» Aim of the task
Repeat the listing below in full, exactly as it stands.

[Excerpts from a figure dataset]
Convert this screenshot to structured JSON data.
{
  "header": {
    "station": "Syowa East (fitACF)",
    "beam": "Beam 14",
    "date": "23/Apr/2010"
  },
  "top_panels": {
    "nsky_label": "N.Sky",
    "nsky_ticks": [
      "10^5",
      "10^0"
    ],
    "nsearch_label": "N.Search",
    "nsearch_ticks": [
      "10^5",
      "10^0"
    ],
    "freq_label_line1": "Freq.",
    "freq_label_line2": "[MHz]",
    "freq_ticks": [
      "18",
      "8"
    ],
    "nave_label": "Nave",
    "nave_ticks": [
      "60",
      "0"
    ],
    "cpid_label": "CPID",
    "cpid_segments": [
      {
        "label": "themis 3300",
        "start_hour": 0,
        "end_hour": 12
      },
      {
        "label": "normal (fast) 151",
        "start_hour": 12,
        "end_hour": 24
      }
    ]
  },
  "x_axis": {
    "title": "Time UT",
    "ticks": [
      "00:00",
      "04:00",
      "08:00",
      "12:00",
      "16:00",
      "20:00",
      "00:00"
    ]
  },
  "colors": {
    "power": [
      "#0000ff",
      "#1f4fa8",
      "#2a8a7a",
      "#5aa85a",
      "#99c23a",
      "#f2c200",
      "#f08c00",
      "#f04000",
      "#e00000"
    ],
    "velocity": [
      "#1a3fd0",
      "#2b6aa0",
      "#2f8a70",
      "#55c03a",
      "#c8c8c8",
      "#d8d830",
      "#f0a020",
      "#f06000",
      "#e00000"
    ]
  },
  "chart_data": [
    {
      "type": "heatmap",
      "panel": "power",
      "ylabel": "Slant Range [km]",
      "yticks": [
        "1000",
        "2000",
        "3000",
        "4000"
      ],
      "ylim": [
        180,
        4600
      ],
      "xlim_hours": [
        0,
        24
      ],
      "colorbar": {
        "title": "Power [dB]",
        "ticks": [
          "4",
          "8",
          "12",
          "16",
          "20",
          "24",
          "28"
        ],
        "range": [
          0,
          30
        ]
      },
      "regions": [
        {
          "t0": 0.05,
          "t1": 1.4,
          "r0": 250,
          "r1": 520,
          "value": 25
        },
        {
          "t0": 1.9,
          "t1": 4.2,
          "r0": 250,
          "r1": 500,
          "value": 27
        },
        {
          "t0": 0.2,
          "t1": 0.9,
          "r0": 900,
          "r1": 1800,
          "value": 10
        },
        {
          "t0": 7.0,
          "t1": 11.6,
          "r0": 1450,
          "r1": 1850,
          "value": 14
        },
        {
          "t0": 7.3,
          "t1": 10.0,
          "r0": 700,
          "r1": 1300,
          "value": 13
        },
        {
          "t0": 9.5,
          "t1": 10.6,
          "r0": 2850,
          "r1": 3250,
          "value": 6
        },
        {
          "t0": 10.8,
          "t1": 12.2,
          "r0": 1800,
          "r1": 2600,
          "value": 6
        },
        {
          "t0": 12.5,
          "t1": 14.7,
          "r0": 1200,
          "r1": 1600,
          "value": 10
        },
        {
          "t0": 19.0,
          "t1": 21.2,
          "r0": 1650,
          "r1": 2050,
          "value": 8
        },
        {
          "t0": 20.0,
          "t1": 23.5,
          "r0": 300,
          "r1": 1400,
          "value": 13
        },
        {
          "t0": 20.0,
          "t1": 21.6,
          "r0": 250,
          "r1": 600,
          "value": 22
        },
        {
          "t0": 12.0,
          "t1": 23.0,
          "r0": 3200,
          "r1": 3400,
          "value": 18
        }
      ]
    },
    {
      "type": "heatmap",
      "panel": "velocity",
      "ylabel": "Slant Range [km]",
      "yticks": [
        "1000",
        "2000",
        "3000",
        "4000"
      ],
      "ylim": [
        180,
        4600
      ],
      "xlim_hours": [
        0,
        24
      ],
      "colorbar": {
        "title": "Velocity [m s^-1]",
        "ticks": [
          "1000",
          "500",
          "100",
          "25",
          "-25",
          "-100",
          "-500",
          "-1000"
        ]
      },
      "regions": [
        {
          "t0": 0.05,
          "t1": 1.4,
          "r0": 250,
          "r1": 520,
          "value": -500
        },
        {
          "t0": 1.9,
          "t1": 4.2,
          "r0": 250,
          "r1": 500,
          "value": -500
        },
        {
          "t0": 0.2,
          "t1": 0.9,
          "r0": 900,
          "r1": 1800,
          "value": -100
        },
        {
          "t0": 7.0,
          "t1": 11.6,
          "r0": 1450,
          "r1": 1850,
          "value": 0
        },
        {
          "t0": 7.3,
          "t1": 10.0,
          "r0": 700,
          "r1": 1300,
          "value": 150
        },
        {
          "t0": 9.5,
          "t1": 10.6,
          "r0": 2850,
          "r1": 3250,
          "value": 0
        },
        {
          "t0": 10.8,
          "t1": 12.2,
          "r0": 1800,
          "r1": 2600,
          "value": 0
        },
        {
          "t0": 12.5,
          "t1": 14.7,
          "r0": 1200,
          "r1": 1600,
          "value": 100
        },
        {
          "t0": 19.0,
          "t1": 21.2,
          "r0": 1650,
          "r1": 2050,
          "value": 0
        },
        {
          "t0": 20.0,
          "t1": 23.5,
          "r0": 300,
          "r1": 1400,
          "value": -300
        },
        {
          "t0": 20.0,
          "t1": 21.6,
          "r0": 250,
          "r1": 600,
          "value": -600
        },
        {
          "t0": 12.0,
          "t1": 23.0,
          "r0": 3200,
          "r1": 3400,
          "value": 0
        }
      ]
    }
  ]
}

» Exercise solution
Convert this screenshot to structured JSON data.
{
  "header": {
    "station": "Syowa East (fitACF)",
    "beam": "Beam 14",
    "date": "23/Apr/2010"
  },
  "top_panels": {
    "nsky_label": "N.Sky",
    "nsky_ticks": [
      "10^5",
      "10^0"
    ],
    "nsearch_label": "N.Search",
    "nsearch_ticks": [
      "10^5",
      "10^0"
    ],
    "freq_label_line1": "Freq.",
    "freq_label_line2": "[MHz]",
    "freq_ticks": [
      "18",
      "8"
    ],
    "nave_label": "Nave",
    "nave_ticks": [
      "60",
      "0"
    ],
    "cpid_label": "CPID",
    "cpid_segments": [
      {
        "label": "themis 3300",
        "start_hour": 0,
        "end_hour": 12
      },
      {
        "label": "normal (fast) 151",
        "start_hour": 12,
        "end_hour": 24
      }
    ]
  },
  "x_axis": {
    "title": "Time UT",
    "ticks": [
      "00:00",
      "04:00",
      "08:00",
      "12:00",
      "16:00",
      "20:00",
      "00:00"
    ]
  },
  "colors": {
    "power": [
      "#0000ff",
      "#1f4fa8",
      "#2a8a7a",
      "#5aa85a",
      "#99c23a",
      "#f2c200",
      "#f08c00",
      "#f04000",
      "#e00000"
    ],
    "velocity": [
      "#1a3fd0",
      "#2b6aa0",
      "#2f8a70",
      "#55c03a",
      "#c8c8c8",
      "#d8d830",
      "#f0a020",
      "#f06000",
      "#e00000"
    ]
  },
  "chart_data": [
    {
      "type": "heatmap",
      "panel": "power",
      "ylabel": "Slant Range [km]",
      "yticks": [
        "1000",
        "2000",
        "3000",
        "4000"
      ],
      "ylim": [
        180,
        4600
      ],
      "xlim_hours": [
        0,
        24
      ],
      "colorbar": {
        "title": "Power [dB]",
        "ticks": [
          "4",
          "8",
          "12",
          "16",
          "20",
          "24",
          "28"
        ],
        "range": [
          0,
          30
        ]
      },
      "regions": [
        {
          "t0": 0.05,
          "t1": 1.4,
          "r0": 250,
          "r1": 520,
          "value": 25
        },
        {
          "t0": 1.9,
          "t1": 4.2,
          "r0": 250,
          "r1": 500,
          "value": 27
        },
        {
          "t0": 0.2,
          "t1": 0.9,
          "r0": 900,
          "r1": 1800,
          "value": 10
        },
        {
          "t0": 7.0,
          "t1": 11.6,
          "r0": 1450,
          "r1": 1850,
          "value": 14
        },
        {
          "t0": 7.3,
          "t1": 10.0,
          "r0": 700,
          "r1": 1300,
          "value": 13
        },
        {
          "t0": 9.5,
          "t1": 10.6,
          "r0": 2850,
          "r1": 3250,
          "value": 6
        },
        {
          "t0": 10.8,
          "t1": 12.2,
          "r0": 1800,
          "r1": 2600,
          "value": 6
        },
        {
          "t0": 12.5,
          "t1": 14.7,
          "r0": 1200,
          "r1": 1600,
          "value": 10
        },
        {
          "t0": 19.0,
          "t1": 21.2,
          "r0": 1650,
          "r1": 2050,
          "value": 8
        },
        {
          "t0": 20.0,
          "t1": 23.5,
          "r0": 300,
          "r1": 1400,
          "value": 13
        },
        {
          "t0": 20.0,
          "t1": 21.6,
          "r0": 250,
          "r1": 600,
          "value": 22
        },
        {
          "t0": 12.0,
          "t1": 23.0,
          "r0": 3200,
          "r1": 3400,
          "value": 18
        }
      ]
    },
    {
      "type": "heatmap",
      "panel": "velocity",
      "ylabel": "Slant Range [km]",
      "yticks": [
        "1000",
        "2000",
        "3000",
        "4000"
      ],
      "ylim": [
        180,
        4600
      ],
      "xlim_hours": [
        0,
        24
      ],
      "colorbar": {
        "title": "Velocity [m s^-1]",
        "ticks": [
          "1000",
          "500",
          "100",
          "25",
          "-25",
          "-100",
          "-500",
          "-1000"
        ]
      },
      "regions": [
        {
          "t0": 0.05,
          "t1": 1.4,
          "r0": 250,
          "r1": 520,
          "value": -500
        },
        {
          "t0": 1.9,
          "t1": 4.2,
          "r0": 250,
          "r1": 500,
          "value": -500
        },
        {
          "t0": 0.2,
          "t1": 0.9,
          "r0": 900,
          "r1": 1800,
          "value": -100
        },
        {
          "t0": 7.0,
          "t1": 11.6,
          "r0": 1450,
          "r1": 1850,
          "value": 0
        },
        {
          "t0": 7.3,
          "t1": 10.0,
          "r0": 700,
          "r1": 1300,
          "value": 150
        },
        {
          "t0": 9.5,
          "t1": 10.6,
          "r0": 2850,
          "r1": 3250,
          "value": 0
        },
        {
          "t0": 10.8,
          "t1": 12.2,
          "r0": 1800,
          "r1": 2600,
          "value": 0
        },
        {
          "t0": 12.5,
          "t1": 14.7,
          "r0": 1200,
          "r1": 1600,
          "value": 100
        },
        {
          "t0": 19.0,
          "t1": 21.2,
          "r0": 1650,
          "r1": 2050,
          "value": 0
        },
        {
          "t0": 20.0,
          "t1": 23.5,
          "r0": 300,
          "r1": 1400,
          "value": -300
        },
        {
          "t0": 20.0,
          "t1": 21.6,
          "r0": 250,
          "r1": 600,
          "value": -600
        },
        {
          "t0": 12.0,
          "t1": 23.0,
          "r0": 3200,
          "r1": 3400,
          "value": 0
        }
      ]
    }
  ]
}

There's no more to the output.